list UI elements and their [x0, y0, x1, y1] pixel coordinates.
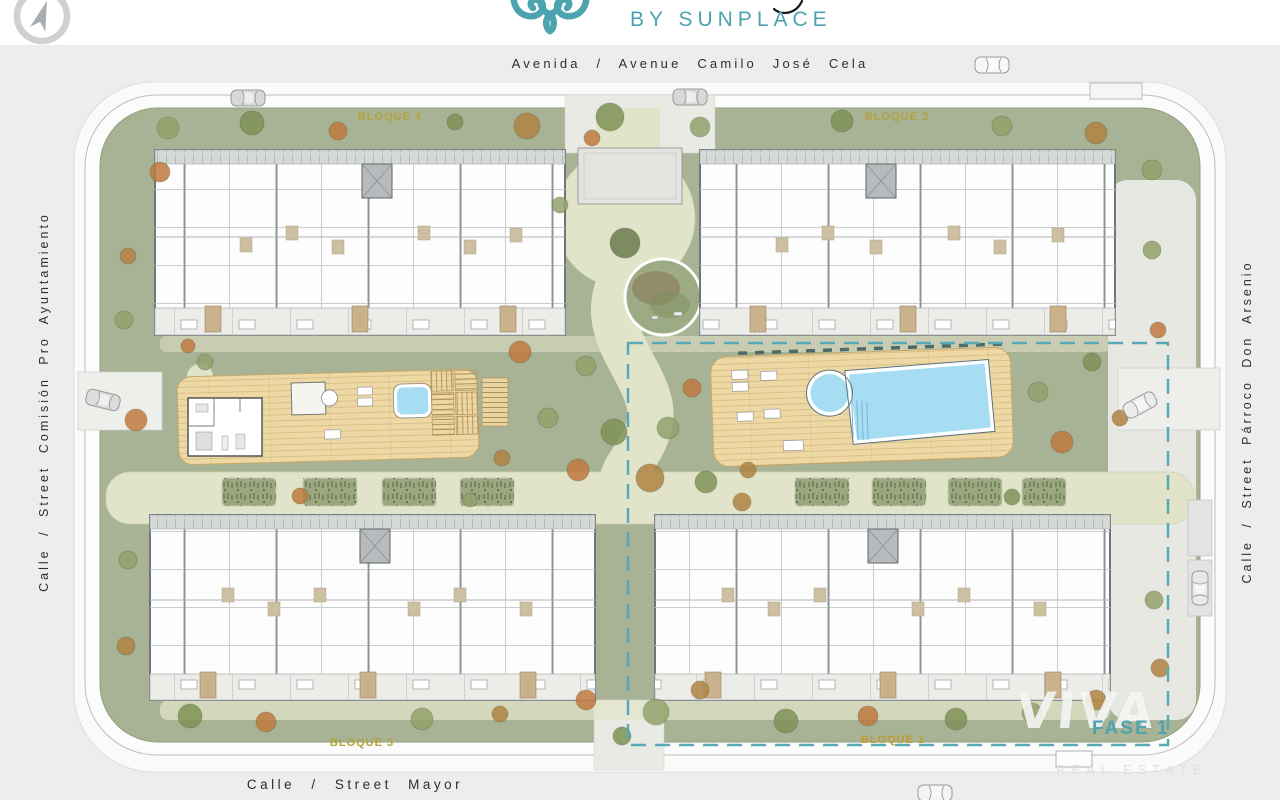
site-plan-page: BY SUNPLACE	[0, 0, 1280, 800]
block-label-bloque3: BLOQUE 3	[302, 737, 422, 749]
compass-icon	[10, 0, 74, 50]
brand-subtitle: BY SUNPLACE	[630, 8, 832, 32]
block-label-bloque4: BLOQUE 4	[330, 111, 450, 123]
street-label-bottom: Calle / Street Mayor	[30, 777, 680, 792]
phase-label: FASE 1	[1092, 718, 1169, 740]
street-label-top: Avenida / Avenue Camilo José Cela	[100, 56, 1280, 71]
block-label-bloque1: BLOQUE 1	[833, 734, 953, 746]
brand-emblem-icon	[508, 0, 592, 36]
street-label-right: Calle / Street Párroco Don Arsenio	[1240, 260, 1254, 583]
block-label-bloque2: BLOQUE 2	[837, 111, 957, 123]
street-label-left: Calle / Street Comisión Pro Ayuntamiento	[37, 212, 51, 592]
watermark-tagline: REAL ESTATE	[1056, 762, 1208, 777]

+ + +

**Instructions for the task:**
Replace "Calle" with "Carrer" throughout the data, and reproduce the data with everything else unchanged. Omit the pictures from your answer.

**Result of this exercise:**
list UI elements and their [x0, y0, x1, y1] pixel coordinates.
site-plan-page: BY SUNPLACE	[0, 0, 1280, 800]
block-label-bloque3: BLOQUE 3	[302, 737, 422, 749]
compass-icon	[10, 0, 74, 50]
brand-subtitle: BY SUNPLACE	[630, 8, 832, 32]
block-label-bloque4: BLOQUE 4	[330, 111, 450, 123]
street-label-bottom: Carrer / Street Mayor	[30, 777, 680, 792]
phase-label: FASE 1	[1092, 718, 1169, 740]
street-label-top: Avenida / Avenue Camilo José Cela	[100, 56, 1280, 71]
block-label-bloque1: BLOQUE 1	[833, 734, 953, 746]
brand-emblem-icon	[508, 0, 592, 36]
street-label-right: Carrer / Street Párroco Don Arsenio	[1240, 260, 1254, 583]
block-label-bloque2: BLOQUE 2	[837, 111, 957, 123]
street-label-left: Carrer / Street Comisión Pro Ayuntamiento	[37, 212, 51, 592]
watermark-tagline: REAL ESTATE	[1056, 762, 1208, 777]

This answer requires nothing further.